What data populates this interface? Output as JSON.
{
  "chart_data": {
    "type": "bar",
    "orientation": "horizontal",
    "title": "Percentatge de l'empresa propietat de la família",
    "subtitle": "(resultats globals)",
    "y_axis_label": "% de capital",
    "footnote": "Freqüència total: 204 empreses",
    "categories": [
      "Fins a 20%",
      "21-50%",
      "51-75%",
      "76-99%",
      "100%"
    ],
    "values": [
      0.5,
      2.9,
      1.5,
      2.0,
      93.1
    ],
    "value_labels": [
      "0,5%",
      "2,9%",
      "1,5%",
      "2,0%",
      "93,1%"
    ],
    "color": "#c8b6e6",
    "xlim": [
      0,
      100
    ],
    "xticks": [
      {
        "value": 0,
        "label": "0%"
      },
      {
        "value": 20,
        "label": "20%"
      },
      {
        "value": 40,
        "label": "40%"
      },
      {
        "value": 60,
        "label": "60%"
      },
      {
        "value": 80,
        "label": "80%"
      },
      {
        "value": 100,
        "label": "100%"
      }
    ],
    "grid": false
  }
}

-*-

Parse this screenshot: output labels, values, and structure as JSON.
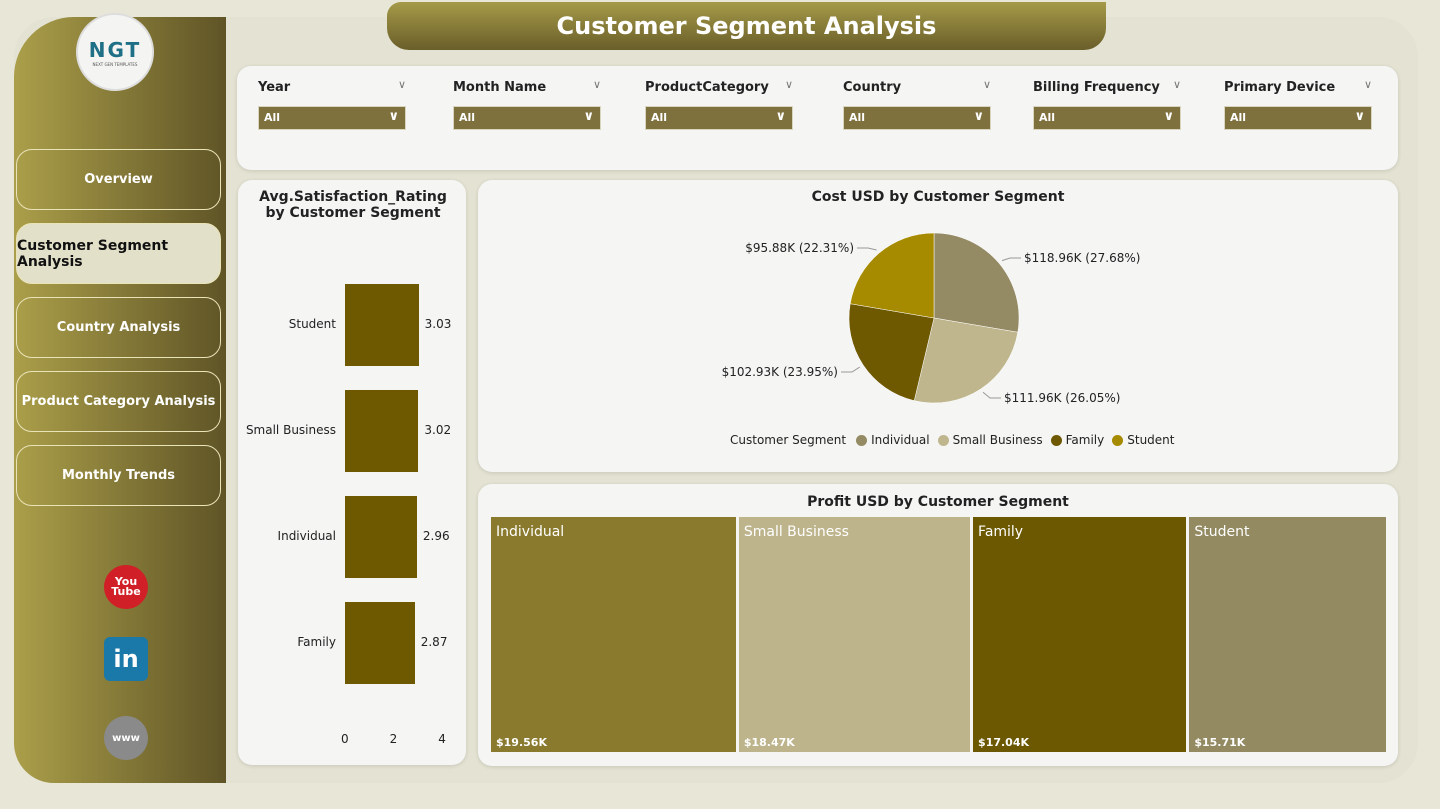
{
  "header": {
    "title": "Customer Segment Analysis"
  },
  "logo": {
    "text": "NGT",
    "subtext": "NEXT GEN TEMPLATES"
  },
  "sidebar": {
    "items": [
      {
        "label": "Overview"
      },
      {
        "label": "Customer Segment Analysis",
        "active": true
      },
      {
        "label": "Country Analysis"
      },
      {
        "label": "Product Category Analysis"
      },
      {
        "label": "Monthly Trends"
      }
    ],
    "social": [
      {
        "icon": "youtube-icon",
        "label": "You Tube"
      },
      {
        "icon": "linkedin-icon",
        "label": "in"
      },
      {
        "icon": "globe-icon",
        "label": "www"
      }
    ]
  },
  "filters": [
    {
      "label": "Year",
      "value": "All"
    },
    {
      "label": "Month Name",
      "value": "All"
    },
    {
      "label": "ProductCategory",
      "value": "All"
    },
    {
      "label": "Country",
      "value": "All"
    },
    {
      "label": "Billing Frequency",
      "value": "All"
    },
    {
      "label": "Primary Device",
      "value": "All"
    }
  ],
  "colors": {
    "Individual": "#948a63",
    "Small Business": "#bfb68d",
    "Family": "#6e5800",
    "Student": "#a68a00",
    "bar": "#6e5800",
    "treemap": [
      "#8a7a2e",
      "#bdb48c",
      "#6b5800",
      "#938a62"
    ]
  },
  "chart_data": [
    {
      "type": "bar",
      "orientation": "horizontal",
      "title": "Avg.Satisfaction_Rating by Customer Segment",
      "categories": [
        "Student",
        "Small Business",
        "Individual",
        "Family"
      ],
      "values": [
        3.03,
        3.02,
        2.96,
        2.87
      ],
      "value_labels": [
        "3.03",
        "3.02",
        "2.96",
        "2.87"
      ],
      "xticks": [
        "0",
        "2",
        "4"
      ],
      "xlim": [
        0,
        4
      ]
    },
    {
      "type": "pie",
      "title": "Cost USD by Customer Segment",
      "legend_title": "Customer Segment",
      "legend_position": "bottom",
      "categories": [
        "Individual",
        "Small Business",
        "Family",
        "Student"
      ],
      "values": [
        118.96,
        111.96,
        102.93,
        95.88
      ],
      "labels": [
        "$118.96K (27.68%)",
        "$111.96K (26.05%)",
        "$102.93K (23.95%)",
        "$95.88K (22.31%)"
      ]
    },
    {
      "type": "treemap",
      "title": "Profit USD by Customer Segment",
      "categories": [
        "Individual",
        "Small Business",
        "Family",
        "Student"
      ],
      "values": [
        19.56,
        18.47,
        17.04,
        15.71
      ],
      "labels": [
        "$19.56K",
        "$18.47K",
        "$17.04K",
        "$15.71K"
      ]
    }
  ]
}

-*-

# Written problem
For each line of the entries that includes "this", show that line.

# Written answer
What data populates this interface? Output as JSON.
Parse this screenshot: output labels, values, and structure as JSON.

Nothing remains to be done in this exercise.